[START GIVEN RECORDS]

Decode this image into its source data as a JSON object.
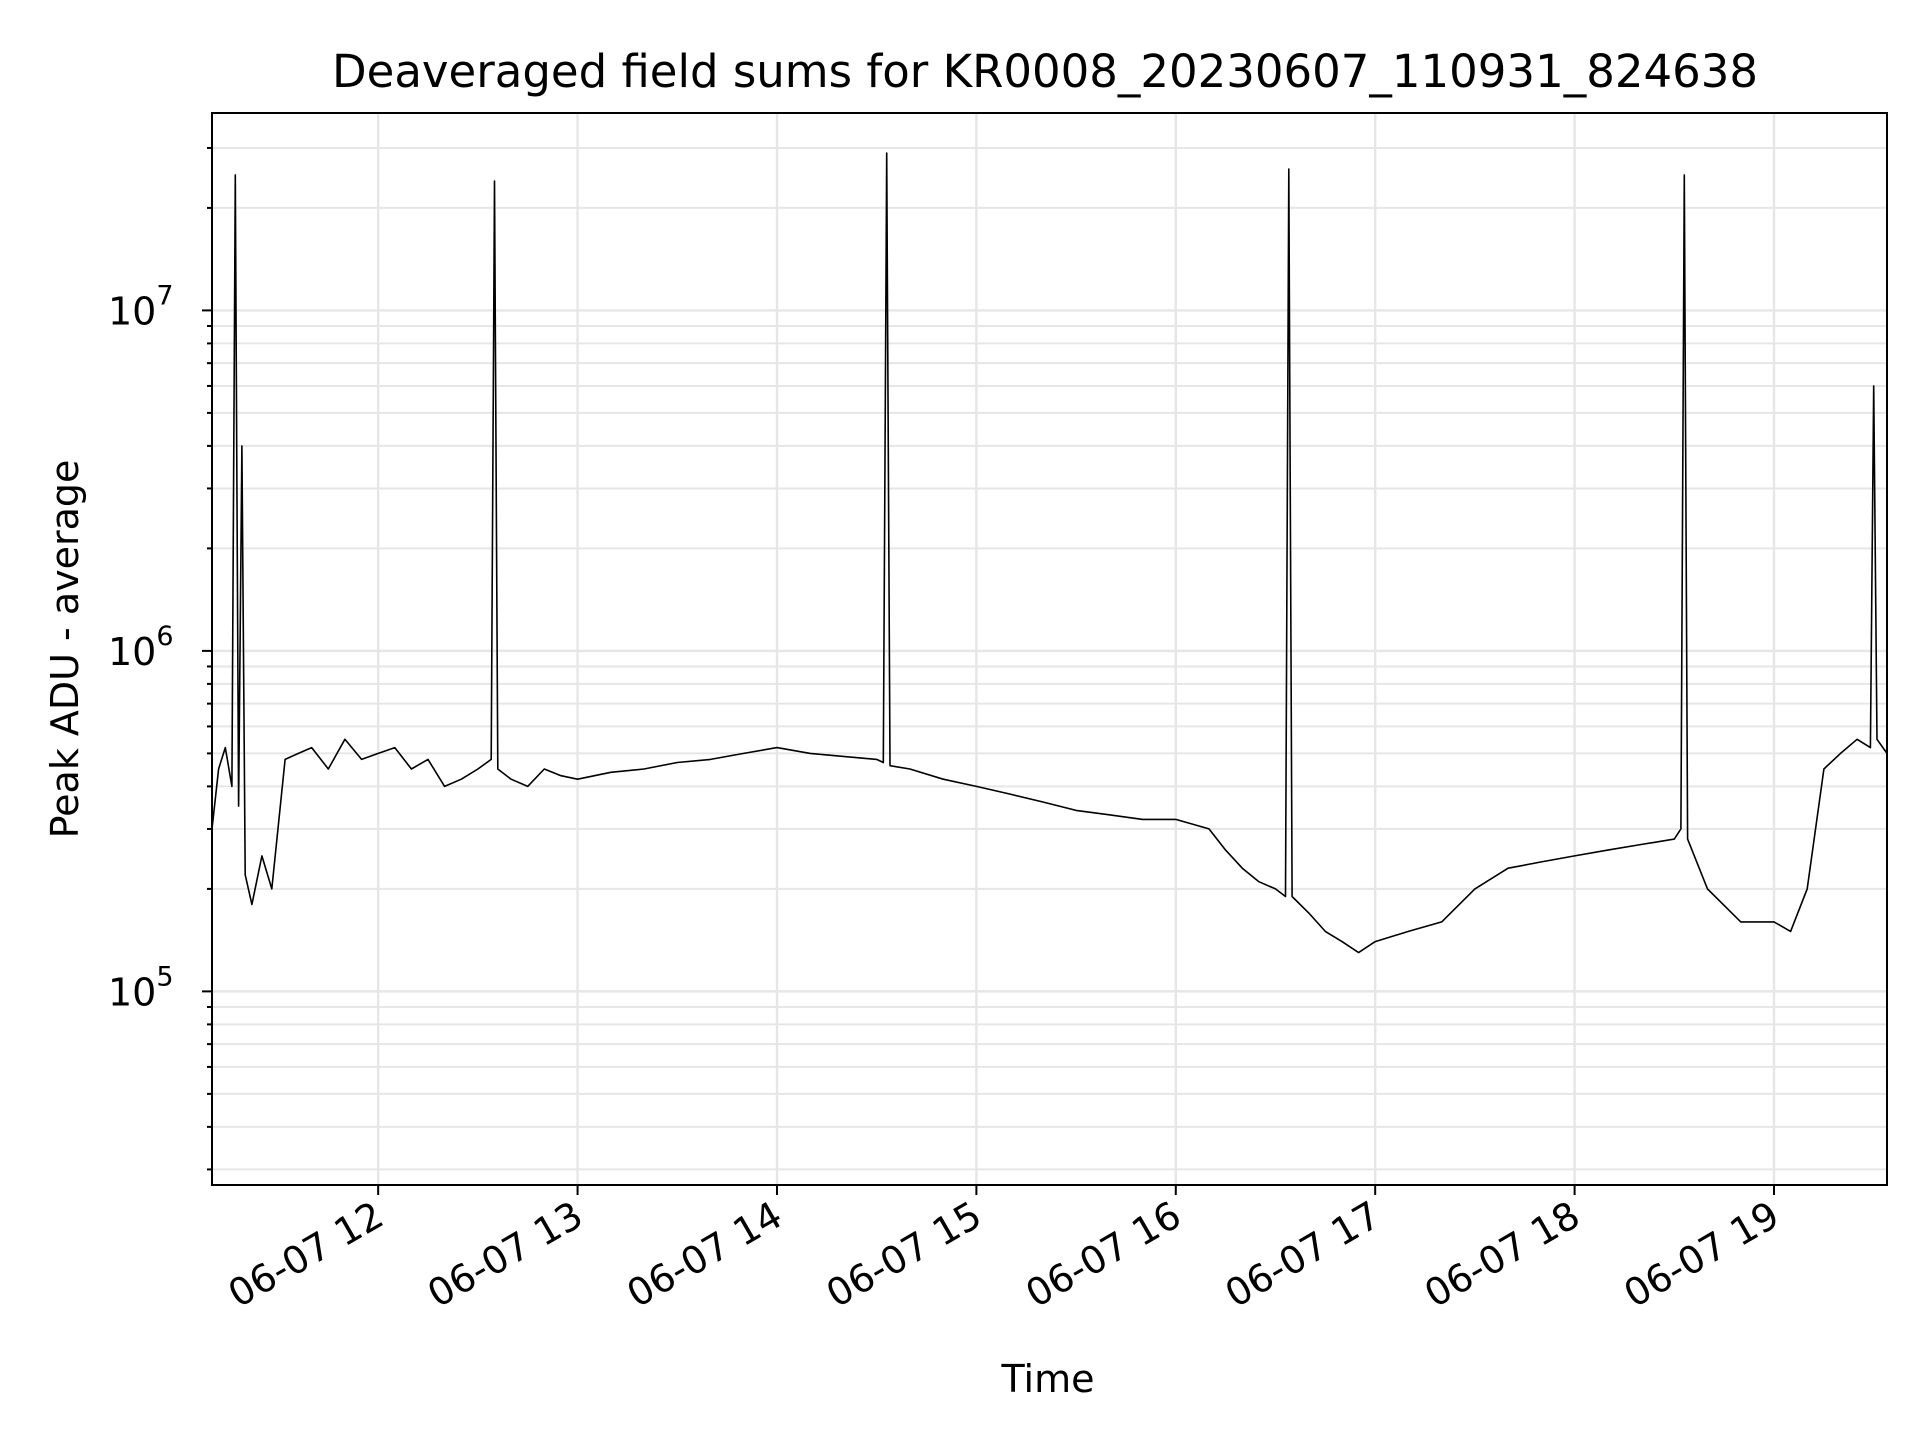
{
  "chart_data": {
    "type": "line",
    "title": "Deaveraged field sums for KR0008_20230607_110931_824638",
    "xlabel": "Time",
    "ylabel": "Peak ADU - average",
    "yscale": "log",
    "grid": true,
    "line_color": "#000000",
    "grid_color": "#e6e6e6",
    "xlim": [
      "2023-06-07T11:10",
      "2023-06-07T19:34"
    ],
    "ylim": [
      27000,
      38000000
    ],
    "xticks": [
      {
        "value": "2023-06-07T12:00",
        "label": "06-07 12"
      },
      {
        "value": "2023-06-07T13:00",
        "label": "06-07 13"
      },
      {
        "value": "2023-06-07T14:00",
        "label": "06-07 14"
      },
      {
        "value": "2023-06-07T15:00",
        "label": "06-07 15"
      },
      {
        "value": "2023-06-07T16:00",
        "label": "06-07 16"
      },
      {
        "value": "2023-06-07T17:00",
        "label": "06-07 17"
      },
      {
        "value": "2023-06-07T18:00",
        "label": "06-07 18"
      },
      {
        "value": "2023-06-07T19:00",
        "label": "06-07 19"
      }
    ],
    "yticks": [
      {
        "value": 100000,
        "base": "10",
        "exp": "5"
      },
      {
        "value": 1000000,
        "base": "10",
        "exp": "6"
      },
      {
        "value": 10000000,
        "base": "10",
        "exp": "7"
      }
    ],
    "series": [
      {
        "x": [
          "2023-06-07T11:10",
          "2023-06-07T11:12",
          "2023-06-07T11:14",
          "2023-06-07T11:16",
          "2023-06-07T11:17",
          "2023-06-07T11:18",
          "2023-06-07T11:19",
          "2023-06-07T11:20",
          "2023-06-07T11:22",
          "2023-06-07T11:25",
          "2023-06-07T11:28",
          "2023-06-07T11:32",
          "2023-06-07T11:36",
          "2023-06-07T11:40",
          "2023-06-07T11:45",
          "2023-06-07T11:50",
          "2023-06-07T11:55",
          "2023-06-07T12:00",
          "2023-06-07T12:05",
          "2023-06-07T12:10",
          "2023-06-07T12:15",
          "2023-06-07T12:20",
          "2023-06-07T12:25",
          "2023-06-07T12:30",
          "2023-06-07T12:34",
          "2023-06-07T12:35",
          "2023-06-07T12:36",
          "2023-06-07T12:40",
          "2023-06-07T12:45",
          "2023-06-07T12:50",
          "2023-06-07T12:55",
          "2023-06-07T13:00",
          "2023-06-07T13:10",
          "2023-06-07T13:20",
          "2023-06-07T13:30",
          "2023-06-07T13:40",
          "2023-06-07T13:50",
          "2023-06-07T14:00",
          "2023-06-07T14:10",
          "2023-06-07T14:20",
          "2023-06-07T14:30",
          "2023-06-07T14:32",
          "2023-06-07T14:33",
          "2023-06-07T14:34",
          "2023-06-07T14:40",
          "2023-06-07T14:50",
          "2023-06-07T15:00",
          "2023-06-07T15:10",
          "2023-06-07T15:20",
          "2023-06-07T15:30",
          "2023-06-07T15:40",
          "2023-06-07T15:50",
          "2023-06-07T16:00",
          "2023-06-07T16:10",
          "2023-06-07T16:15",
          "2023-06-07T16:20",
          "2023-06-07T16:25",
          "2023-06-07T16:30",
          "2023-06-07T16:33",
          "2023-06-07T16:34",
          "2023-06-07T16:35",
          "2023-06-07T16:40",
          "2023-06-07T16:45",
          "2023-06-07T16:50",
          "2023-06-07T16:55",
          "2023-06-07T17:00",
          "2023-06-07T17:10",
          "2023-06-07T17:20",
          "2023-06-07T17:30",
          "2023-06-07T17:40",
          "2023-06-07T17:50",
          "2023-06-07T18:00",
          "2023-06-07T18:10",
          "2023-06-07T18:20",
          "2023-06-07T18:30",
          "2023-06-07T18:32",
          "2023-06-07T18:33",
          "2023-06-07T18:34",
          "2023-06-07T18:40",
          "2023-06-07T18:50",
          "2023-06-07T19:00",
          "2023-06-07T19:05",
          "2023-06-07T19:10",
          "2023-06-07T19:15",
          "2023-06-07T19:20",
          "2023-06-07T19:25",
          "2023-06-07T19:29",
          "2023-06-07T19:30",
          "2023-06-07T19:31",
          "2023-06-07T19:34"
        ],
        "y": [
          300000,
          450000,
          520000,
          400000,
          25000000,
          350000,
          4000000,
          220000,
          180000,
          250000,
          200000,
          480000,
          500000,
          520000,
          450000,
          550000,
          480000,
          500000,
          520000,
          450000,
          480000,
          400000,
          420000,
          450000,
          480000,
          24000000,
          450000,
          420000,
          400000,
          450000,
          430000,
          420000,
          440000,
          450000,
          470000,
          480000,
          500000,
          520000,
          500000,
          490000,
          480000,
          470000,
          29000000,
          460000,
          450000,
          420000,
          400000,
          380000,
          360000,
          340000,
          330000,
          320000,
          320000,
          300000,
          260000,
          230000,
          210000,
          200000,
          190000,
          26000000,
          190000,
          170000,
          150000,
          140000,
          130000,
          140000,
          150000,
          160000,
          200000,
          230000,
          240000,
          250000,
          260000,
          270000,
          280000,
          300000,
          25000000,
          280000,
          200000,
          160000,
          160000,
          150000,
          200000,
          450000,
          500000,
          550000,
          520000,
          6000000,
          550000,
          500000
        ]
      }
    ]
  }
}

[END GIVEN RECORDS]

- EXERCISE INSTRUCTIONS -
Transcribe the material exactly, keeping every word and none of the pictures.

- ANSWER BELOW -
Decode this image into its source data as a JSON object.
{
  "chart_data": {
    "type": "line",
    "title": "Deaveraged field sums for KR0008_20230607_110931_824638",
    "xlabel": "Time",
    "ylabel": "Peak ADU - average",
    "yscale": "log",
    "grid": true,
    "line_color": "#000000",
    "grid_color": "#e6e6e6",
    "xlim": [
      "2023-06-07T11:10",
      "2023-06-07T19:34"
    ],
    "ylim": [
      27000,
      38000000
    ],
    "xticks": [
      {
        "value": "2023-06-07T12:00",
        "label": "06-07 12"
      },
      {
        "value": "2023-06-07T13:00",
        "label": "06-07 13"
      },
      {
        "value": "2023-06-07T14:00",
        "label": "06-07 14"
      },
      {
        "value": "2023-06-07T15:00",
        "label": "06-07 15"
      },
      {
        "value": "2023-06-07T16:00",
        "label": "06-07 16"
      },
      {
        "value": "2023-06-07T17:00",
        "label": "06-07 17"
      },
      {
        "value": "2023-06-07T18:00",
        "label": "06-07 18"
      },
      {
        "value": "2023-06-07T19:00",
        "label": "06-07 19"
      }
    ],
    "yticks": [
      {
        "value": 100000,
        "base": "10",
        "exp": "5"
      },
      {
        "value": 1000000,
        "base": "10",
        "exp": "6"
      },
      {
        "value": 10000000,
        "base": "10",
        "exp": "7"
      }
    ],
    "series": [
      {
        "x": [
          "2023-06-07T11:10",
          "2023-06-07T11:12",
          "2023-06-07T11:14",
          "2023-06-07T11:16",
          "2023-06-07T11:17",
          "2023-06-07T11:18",
          "2023-06-07T11:19",
          "2023-06-07T11:20",
          "2023-06-07T11:22",
          "2023-06-07T11:25",
          "2023-06-07T11:28",
          "2023-06-07T11:32",
          "2023-06-07T11:36",
          "2023-06-07T11:40",
          "2023-06-07T11:45",
          "2023-06-07T11:50",
          "2023-06-07T11:55",
          "2023-06-07T12:00",
          "2023-06-07T12:05",
          "2023-06-07T12:10",
          "2023-06-07T12:15",
          "2023-06-07T12:20",
          "2023-06-07T12:25",
          "2023-06-07T12:30",
          "2023-06-07T12:34",
          "2023-06-07T12:35",
          "2023-06-07T12:36",
          "2023-06-07T12:40",
          "2023-06-07T12:45",
          "2023-06-07T12:50",
          "2023-06-07T12:55",
          "2023-06-07T13:00",
          "2023-06-07T13:10",
          "2023-06-07T13:20",
          "2023-06-07T13:30",
          "2023-06-07T13:40",
          "2023-06-07T13:50",
          "2023-06-07T14:00",
          "2023-06-07T14:10",
          "2023-06-07T14:20",
          "2023-06-07T14:30",
          "2023-06-07T14:32",
          "2023-06-07T14:33",
          "2023-06-07T14:34",
          "2023-06-07T14:40",
          "2023-06-07T14:50",
          "2023-06-07T15:00",
          "2023-06-07T15:10",
          "2023-06-07T15:20",
          "2023-06-07T15:30",
          "2023-06-07T15:40",
          "2023-06-07T15:50",
          "2023-06-07T16:00",
          "2023-06-07T16:10",
          "2023-06-07T16:15",
          "2023-06-07T16:20",
          "2023-06-07T16:25",
          "2023-06-07T16:30",
          "2023-06-07T16:33",
          "2023-06-07T16:34",
          "2023-06-07T16:35",
          "2023-06-07T16:40",
          "2023-06-07T16:45",
          "2023-06-07T16:50",
          "2023-06-07T16:55",
          "2023-06-07T17:00",
          "2023-06-07T17:10",
          "2023-06-07T17:20",
          "2023-06-07T17:30",
          "2023-06-07T17:40",
          "2023-06-07T17:50",
          "2023-06-07T18:00",
          "2023-06-07T18:10",
          "2023-06-07T18:20",
          "2023-06-07T18:30",
          "2023-06-07T18:32",
          "2023-06-07T18:33",
          "2023-06-07T18:34",
          "2023-06-07T18:40",
          "2023-06-07T18:50",
          "2023-06-07T19:00",
          "2023-06-07T19:05",
          "2023-06-07T19:10",
          "2023-06-07T19:15",
          "2023-06-07T19:20",
          "2023-06-07T19:25",
          "2023-06-07T19:29",
          "2023-06-07T19:30",
          "2023-06-07T19:31",
          "2023-06-07T19:34"
        ],
        "y": [
          300000,
          450000,
          520000,
          400000,
          25000000,
          350000,
          4000000,
          220000,
          180000,
          250000,
          200000,
          480000,
          500000,
          520000,
          450000,
          550000,
          480000,
          500000,
          520000,
          450000,
          480000,
          400000,
          420000,
          450000,
          480000,
          24000000,
          450000,
          420000,
          400000,
          450000,
          430000,
          420000,
          440000,
          450000,
          470000,
          480000,
          500000,
          520000,
          500000,
          490000,
          480000,
          470000,
          29000000,
          460000,
          450000,
          420000,
          400000,
          380000,
          360000,
          340000,
          330000,
          320000,
          320000,
          300000,
          260000,
          230000,
          210000,
          200000,
          190000,
          26000000,
          190000,
          170000,
          150000,
          140000,
          130000,
          140000,
          150000,
          160000,
          200000,
          230000,
          240000,
          250000,
          260000,
          270000,
          280000,
          300000,
          25000000,
          280000,
          200000,
          160000,
          160000,
          150000,
          200000,
          450000,
          500000,
          550000,
          520000,
          6000000,
          550000,
          500000
        ]
      }
    ]
  }
}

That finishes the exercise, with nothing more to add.